Data shown
━━━━━━━━
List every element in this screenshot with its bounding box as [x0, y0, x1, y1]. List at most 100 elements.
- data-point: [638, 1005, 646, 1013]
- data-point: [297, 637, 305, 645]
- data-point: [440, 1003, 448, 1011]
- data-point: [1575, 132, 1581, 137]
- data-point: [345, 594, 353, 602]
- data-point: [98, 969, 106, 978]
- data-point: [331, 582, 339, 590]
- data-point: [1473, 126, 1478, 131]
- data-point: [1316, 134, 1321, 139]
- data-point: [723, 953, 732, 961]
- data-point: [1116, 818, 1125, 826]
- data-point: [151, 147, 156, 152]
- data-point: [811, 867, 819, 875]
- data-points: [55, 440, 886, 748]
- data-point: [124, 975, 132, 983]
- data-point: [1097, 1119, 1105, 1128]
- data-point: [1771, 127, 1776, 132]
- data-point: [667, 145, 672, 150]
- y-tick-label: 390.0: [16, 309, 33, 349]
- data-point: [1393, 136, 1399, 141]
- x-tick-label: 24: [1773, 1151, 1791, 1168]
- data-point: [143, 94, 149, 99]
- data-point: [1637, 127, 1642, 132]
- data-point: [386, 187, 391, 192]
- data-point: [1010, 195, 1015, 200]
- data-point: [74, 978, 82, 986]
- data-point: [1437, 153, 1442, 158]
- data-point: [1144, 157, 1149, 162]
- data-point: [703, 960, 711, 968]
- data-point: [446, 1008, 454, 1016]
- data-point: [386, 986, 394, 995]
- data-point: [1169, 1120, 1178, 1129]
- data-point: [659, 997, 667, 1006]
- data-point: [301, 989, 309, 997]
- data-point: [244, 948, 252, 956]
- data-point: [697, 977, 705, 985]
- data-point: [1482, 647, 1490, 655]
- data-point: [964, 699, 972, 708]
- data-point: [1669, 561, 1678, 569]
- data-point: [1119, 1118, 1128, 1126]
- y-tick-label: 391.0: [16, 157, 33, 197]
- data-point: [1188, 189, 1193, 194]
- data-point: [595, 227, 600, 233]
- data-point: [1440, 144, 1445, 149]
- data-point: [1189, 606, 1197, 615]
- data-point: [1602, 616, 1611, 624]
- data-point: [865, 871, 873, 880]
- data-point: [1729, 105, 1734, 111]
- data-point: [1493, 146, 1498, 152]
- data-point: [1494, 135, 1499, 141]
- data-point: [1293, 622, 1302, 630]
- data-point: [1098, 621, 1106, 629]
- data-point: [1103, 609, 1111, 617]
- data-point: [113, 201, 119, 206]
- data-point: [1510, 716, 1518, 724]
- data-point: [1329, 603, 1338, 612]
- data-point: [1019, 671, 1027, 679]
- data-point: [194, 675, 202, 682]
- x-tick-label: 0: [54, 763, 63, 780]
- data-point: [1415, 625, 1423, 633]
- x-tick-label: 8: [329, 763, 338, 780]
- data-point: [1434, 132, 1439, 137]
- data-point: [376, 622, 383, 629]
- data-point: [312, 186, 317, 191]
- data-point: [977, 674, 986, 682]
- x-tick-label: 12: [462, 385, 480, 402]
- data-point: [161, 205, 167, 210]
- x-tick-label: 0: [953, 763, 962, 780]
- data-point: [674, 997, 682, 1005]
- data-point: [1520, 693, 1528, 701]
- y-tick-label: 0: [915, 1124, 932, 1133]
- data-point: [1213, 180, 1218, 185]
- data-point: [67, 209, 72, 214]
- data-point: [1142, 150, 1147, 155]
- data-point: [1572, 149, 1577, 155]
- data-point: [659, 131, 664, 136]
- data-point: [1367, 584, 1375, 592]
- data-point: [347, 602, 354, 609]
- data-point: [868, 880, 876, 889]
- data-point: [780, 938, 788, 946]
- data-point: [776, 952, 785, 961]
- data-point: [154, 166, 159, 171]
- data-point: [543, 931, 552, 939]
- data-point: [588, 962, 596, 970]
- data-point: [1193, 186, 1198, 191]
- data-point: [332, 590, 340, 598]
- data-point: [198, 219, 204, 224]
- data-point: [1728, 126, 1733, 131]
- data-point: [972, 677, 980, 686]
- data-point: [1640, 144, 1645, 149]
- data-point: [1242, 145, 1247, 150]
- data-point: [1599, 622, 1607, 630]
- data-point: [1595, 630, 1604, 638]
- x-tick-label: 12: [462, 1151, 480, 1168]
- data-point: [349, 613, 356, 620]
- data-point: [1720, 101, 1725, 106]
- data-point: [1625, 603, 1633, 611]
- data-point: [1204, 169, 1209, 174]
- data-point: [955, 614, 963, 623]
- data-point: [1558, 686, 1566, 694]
━━━━━━━━
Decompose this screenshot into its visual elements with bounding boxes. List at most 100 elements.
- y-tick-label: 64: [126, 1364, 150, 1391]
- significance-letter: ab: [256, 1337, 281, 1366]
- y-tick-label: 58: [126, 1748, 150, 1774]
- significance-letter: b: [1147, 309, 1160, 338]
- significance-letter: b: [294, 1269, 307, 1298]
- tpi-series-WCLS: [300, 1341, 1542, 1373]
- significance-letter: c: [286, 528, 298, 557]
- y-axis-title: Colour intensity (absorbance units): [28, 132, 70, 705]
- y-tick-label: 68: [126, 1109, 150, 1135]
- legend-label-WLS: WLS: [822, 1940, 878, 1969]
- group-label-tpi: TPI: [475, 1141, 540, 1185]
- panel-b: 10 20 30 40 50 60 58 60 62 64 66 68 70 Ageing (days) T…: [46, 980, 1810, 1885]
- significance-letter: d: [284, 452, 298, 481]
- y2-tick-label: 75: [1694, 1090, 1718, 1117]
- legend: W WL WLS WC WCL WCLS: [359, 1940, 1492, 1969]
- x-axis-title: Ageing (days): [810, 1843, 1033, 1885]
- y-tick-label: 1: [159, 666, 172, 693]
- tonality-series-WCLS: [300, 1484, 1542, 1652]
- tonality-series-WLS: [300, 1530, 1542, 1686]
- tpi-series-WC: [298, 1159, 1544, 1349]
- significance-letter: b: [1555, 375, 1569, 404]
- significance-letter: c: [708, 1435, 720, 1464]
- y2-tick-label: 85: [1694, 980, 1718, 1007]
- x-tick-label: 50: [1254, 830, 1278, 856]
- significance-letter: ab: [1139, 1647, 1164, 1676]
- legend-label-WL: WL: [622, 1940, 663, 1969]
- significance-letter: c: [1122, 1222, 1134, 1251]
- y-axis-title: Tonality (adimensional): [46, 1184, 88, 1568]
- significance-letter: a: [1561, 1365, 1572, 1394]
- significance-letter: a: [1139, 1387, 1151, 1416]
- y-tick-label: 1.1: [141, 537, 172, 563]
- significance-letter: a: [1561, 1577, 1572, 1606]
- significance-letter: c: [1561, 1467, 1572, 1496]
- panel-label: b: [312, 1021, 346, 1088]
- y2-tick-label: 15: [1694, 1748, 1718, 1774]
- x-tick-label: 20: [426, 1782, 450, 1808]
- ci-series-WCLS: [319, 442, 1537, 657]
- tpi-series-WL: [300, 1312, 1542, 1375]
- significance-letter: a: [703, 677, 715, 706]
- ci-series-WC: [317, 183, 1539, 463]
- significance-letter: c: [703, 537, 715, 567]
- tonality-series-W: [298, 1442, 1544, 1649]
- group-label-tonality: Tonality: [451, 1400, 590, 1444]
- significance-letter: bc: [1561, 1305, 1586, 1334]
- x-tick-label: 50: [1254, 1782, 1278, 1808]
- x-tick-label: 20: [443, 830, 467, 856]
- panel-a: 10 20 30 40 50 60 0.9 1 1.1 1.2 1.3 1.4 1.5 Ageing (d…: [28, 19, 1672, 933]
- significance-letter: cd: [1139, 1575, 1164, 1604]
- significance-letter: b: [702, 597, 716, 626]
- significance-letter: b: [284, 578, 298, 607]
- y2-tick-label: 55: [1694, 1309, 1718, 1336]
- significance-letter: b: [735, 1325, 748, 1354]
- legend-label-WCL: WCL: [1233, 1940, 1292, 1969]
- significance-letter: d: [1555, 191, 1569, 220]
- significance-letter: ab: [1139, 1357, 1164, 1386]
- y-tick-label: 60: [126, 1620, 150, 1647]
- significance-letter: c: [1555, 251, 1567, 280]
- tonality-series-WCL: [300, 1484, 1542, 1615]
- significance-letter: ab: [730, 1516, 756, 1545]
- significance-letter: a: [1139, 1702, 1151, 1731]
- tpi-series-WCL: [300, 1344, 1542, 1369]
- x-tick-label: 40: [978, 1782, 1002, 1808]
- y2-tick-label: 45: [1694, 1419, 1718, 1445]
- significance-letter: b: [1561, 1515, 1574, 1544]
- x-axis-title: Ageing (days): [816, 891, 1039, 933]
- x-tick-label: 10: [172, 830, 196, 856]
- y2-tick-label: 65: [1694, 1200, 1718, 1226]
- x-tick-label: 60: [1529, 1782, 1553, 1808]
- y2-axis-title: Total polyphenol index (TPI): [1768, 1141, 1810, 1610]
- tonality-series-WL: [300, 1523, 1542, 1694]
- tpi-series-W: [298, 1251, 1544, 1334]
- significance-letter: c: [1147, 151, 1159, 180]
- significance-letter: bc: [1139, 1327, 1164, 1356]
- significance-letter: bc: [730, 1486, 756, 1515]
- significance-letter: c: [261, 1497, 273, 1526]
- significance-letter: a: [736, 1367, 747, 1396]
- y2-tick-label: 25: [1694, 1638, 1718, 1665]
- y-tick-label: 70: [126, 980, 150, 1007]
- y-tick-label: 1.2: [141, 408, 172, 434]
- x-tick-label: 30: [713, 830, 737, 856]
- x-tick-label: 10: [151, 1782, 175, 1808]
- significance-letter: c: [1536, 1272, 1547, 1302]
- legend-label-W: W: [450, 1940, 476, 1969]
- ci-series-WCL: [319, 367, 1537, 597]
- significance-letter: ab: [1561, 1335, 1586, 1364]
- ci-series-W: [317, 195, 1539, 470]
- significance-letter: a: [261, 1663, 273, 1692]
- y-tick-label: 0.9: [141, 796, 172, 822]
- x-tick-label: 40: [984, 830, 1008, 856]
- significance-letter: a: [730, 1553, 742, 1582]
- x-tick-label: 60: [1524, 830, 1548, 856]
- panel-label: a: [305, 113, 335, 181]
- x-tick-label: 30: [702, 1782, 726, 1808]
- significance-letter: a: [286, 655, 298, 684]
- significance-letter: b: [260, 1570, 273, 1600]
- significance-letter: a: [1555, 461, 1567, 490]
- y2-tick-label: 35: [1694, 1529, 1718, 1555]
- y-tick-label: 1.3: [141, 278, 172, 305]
━━━━━━━━
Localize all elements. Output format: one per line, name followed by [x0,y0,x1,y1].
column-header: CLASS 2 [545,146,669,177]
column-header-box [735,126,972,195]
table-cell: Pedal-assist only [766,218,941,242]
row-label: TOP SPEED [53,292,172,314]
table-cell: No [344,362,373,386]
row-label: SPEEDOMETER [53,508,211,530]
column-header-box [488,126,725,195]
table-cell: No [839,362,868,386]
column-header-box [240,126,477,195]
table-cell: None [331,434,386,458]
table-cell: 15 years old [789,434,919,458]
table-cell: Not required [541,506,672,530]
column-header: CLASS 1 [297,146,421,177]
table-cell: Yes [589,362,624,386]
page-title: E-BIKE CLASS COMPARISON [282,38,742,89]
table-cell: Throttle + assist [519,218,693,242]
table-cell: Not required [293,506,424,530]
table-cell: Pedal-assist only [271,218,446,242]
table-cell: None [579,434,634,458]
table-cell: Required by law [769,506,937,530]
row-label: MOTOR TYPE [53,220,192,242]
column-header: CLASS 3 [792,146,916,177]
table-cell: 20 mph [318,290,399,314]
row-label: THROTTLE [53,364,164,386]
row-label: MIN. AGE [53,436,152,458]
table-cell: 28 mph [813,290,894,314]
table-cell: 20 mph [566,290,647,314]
━━━━━━━━
Given task
Reproduce verbatim the stretch of material from the line containing "List every element" through the line containing "- data-point: [386, 187, 391, 192]", including both of those lines.

Solution to the problem
List every element in this screenshot with its bounding box as [x0, y0, x1, y1]. List at most 100 elements.
- data-point: [638, 1005, 646, 1013]
- data-point: [297, 637, 305, 645]
- data-point: [440, 1003, 448, 1011]
- data-point: [1575, 132, 1581, 137]
- data-point: [345, 594, 353, 602]
- data-point: [98, 969, 106, 978]
- data-point: [331, 582, 339, 590]
- data-point: [1473, 126, 1478, 131]
- data-point: [1316, 134, 1321, 139]
- data-point: [723, 953, 732, 961]
- data-point: [1116, 818, 1125, 826]
- data-point: [151, 147, 156, 152]
- data-point: [811, 867, 819, 875]
- data-points: [55, 440, 886, 748]
- data-point: [124, 975, 132, 983]
- data-point: [1097, 1119, 1105, 1128]
- data-point: [1771, 127, 1776, 132]
- data-point: [667, 145, 672, 150]
- y-tick-label: 390.0: [16, 309, 33, 349]
- data-point: [1393, 136, 1399, 141]
- x-tick-label: 24: [1773, 1151, 1791, 1168]
- data-point: [143, 94, 149, 99]
- data-point: [1637, 127, 1642, 132]
- data-point: [386, 187, 391, 192]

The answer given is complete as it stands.